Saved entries
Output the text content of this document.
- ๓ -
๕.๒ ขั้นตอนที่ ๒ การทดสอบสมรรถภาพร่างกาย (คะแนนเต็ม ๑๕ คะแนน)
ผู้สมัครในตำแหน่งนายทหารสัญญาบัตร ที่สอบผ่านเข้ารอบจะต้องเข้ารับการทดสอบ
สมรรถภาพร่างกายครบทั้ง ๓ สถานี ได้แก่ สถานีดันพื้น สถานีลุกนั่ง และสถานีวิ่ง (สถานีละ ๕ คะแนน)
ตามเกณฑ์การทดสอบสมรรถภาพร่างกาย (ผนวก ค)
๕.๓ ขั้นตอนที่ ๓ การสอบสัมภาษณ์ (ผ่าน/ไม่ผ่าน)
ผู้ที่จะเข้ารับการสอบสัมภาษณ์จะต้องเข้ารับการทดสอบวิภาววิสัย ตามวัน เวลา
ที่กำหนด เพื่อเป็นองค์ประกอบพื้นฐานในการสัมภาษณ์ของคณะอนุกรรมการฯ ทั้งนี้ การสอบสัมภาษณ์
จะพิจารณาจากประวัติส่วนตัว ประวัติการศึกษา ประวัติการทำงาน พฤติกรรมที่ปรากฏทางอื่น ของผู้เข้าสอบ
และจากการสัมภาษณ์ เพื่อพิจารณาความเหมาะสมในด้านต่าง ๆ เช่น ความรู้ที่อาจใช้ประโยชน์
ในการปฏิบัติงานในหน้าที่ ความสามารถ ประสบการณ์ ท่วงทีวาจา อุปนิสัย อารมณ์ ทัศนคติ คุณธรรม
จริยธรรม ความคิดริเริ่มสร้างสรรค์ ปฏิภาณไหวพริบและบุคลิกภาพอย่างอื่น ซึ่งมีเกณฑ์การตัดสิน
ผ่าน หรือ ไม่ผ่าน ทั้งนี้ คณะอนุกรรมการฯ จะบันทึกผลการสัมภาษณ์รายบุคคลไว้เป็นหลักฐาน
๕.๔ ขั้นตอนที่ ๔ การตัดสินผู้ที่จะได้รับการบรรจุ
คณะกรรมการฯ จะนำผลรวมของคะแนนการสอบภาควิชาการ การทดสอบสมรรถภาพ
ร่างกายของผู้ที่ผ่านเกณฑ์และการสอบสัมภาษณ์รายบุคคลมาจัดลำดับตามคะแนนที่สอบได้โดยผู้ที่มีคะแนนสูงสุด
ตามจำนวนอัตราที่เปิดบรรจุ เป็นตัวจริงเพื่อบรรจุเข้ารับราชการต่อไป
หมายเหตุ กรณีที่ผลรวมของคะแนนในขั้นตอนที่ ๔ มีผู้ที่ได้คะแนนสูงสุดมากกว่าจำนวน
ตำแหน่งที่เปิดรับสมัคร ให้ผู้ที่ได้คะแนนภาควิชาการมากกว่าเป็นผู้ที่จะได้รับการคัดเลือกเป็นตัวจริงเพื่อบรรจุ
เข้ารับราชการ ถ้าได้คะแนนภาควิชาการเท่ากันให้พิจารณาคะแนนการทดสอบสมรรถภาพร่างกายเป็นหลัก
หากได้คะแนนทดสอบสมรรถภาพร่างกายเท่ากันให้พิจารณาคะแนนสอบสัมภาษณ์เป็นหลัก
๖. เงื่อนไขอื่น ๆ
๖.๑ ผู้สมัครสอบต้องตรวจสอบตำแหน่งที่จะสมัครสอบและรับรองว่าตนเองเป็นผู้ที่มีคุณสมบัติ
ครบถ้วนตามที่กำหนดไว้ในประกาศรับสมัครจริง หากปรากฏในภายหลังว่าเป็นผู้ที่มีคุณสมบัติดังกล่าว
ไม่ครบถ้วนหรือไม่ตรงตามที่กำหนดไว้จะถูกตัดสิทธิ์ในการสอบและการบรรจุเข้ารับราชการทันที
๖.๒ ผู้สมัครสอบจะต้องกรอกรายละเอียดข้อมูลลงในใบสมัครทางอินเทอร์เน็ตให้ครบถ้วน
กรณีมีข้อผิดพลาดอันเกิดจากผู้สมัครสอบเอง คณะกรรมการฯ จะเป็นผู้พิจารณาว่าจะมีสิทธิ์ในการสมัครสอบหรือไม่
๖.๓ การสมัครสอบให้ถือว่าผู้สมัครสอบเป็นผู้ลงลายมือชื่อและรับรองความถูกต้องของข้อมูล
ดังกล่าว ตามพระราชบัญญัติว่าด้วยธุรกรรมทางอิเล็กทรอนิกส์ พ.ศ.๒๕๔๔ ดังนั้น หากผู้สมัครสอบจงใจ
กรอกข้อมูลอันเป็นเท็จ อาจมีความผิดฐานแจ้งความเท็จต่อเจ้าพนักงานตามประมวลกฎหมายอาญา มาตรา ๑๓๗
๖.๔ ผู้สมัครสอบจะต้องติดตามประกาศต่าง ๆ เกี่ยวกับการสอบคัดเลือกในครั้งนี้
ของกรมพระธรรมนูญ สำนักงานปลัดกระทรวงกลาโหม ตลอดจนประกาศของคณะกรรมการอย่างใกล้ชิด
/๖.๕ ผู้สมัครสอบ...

WHAT YOU NEED TO DO
Look through the entries above. Extract each line with the word "อบรรจ".

CORRECT RESULT
ตามจำนวนอัตราที่เปิดบรรจุ เป็นตัวจริงเพื่อบรรจุเข้ารับราชการต่อไป
ตำแหน่งที่เปิดรับสมัคร ให้ผู้ที่ได้คะแนนภาควิชาการมากกว่าเป็นผู้ที่จะได้รับการคัดเลือกเป็นตัวจริงเพื่อบรรจุ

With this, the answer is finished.